● RECORDS SUPPLIED:
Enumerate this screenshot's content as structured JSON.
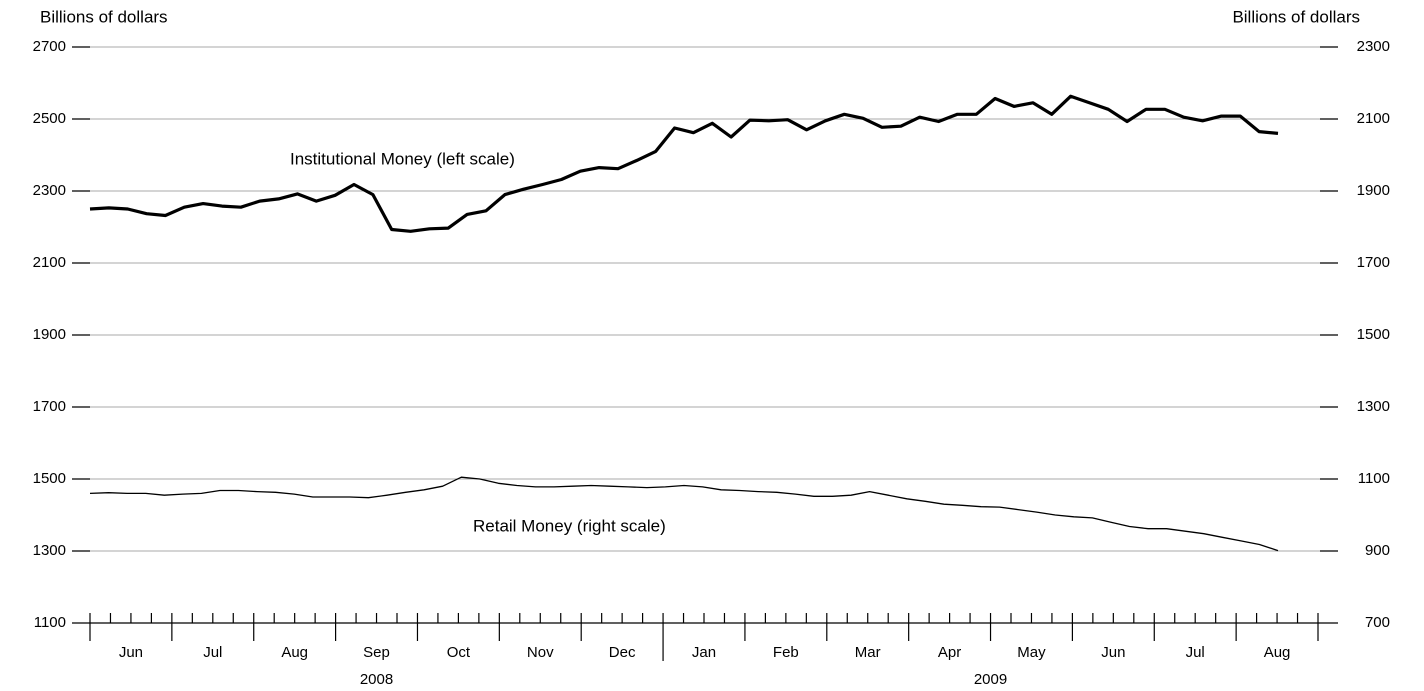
{
  "chart_data": {
    "type": "line",
    "y_label": "Billions of dollars",
    "y2_label": "Billions of dollars",
    "ylim": [
      1100,
      2700
    ],
    "yticks": [
      1100,
      1300,
      1500,
      1700,
      1900,
      2100,
      2300,
      2500,
      2700
    ],
    "y2lim": [
      700,
      2300
    ],
    "y2ticks": [
      700,
      900,
      1100,
      1300,
      1500,
      1700,
      1900,
      2100,
      2300
    ],
    "months": [
      "Jun",
      "Jul",
      "Aug",
      "Sep",
      "Oct",
      "Nov",
      "Dec",
      "Jan",
      "Feb",
      "Mar",
      "Apr",
      "May",
      "Jun",
      "Jul",
      "Aug"
    ],
    "years": [
      "2008",
      "2009"
    ],
    "grid": true,
    "series": [
      {
        "name": "Institutional Money (left scale)",
        "color": "#000000",
        "values": [
          2250,
          2253,
          2250,
          2237,
          2232,
          2255,
          2265,
          2258,
          2255,
          2272,
          2278,
          2292,
          2272,
          2288,
          2318,
          2290,
          2193,
          2188,
          2195,
          2197,
          2235,
          2245,
          2290,
          2305,
          2318,
          2332,
          2355,
          2365,
          2362,
          2385,
          2410,
          2475,
          2462,
          2488,
          2450,
          2497,
          2495,
          2498,
          2470,
          2495,
          2513,
          2502,
          2477,
          2480,
          2505,
          2493,
          2513,
          2513,
          2557,
          2535,
          2545,
          2513,
          2563,
          2545,
          2527,
          2493,
          2527,
          2527,
          2505,
          2495,
          2508,
          2508,
          2465,
          2460
        ]
      },
      {
        "name": "Retail Money (right scale)",
        "color": "#000000",
        "axis": "y2",
        "values": [
          1060,
          1062,
          1060,
          1060,
          1055,
          1058,
          1060,
          1068,
          1068,
          1065,
          1063,
          1058,
          1050,
          1050,
          1050,
          1048,
          1055,
          1063,
          1070,
          1080,
          1105,
          1100,
          1088,
          1082,
          1078,
          1078,
          1080,
          1082,
          1080,
          1078,
          1076,
          1078,
          1082,
          1078,
          1070,
          1068,
          1065,
          1063,
          1058,
          1052,
          1052,
          1055,
          1065,
          1055,
          1045,
          1038,
          1030,
          1027,
          1023,
          1022,
          1015,
          1008,
          1000,
          995,
          992,
          980,
          968,
          962,
          962,
          955,
          948,
          938,
          928,
          918,
          901
        ]
      }
    ]
  }
}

● PROBLEM TO WORK ON:
Scan the data above and copy every line with "scale" in it.

● SOLVED PROBLEM:
        "name": "Institutional Money (left scale)",
        "name": "Retail Money (right scale)",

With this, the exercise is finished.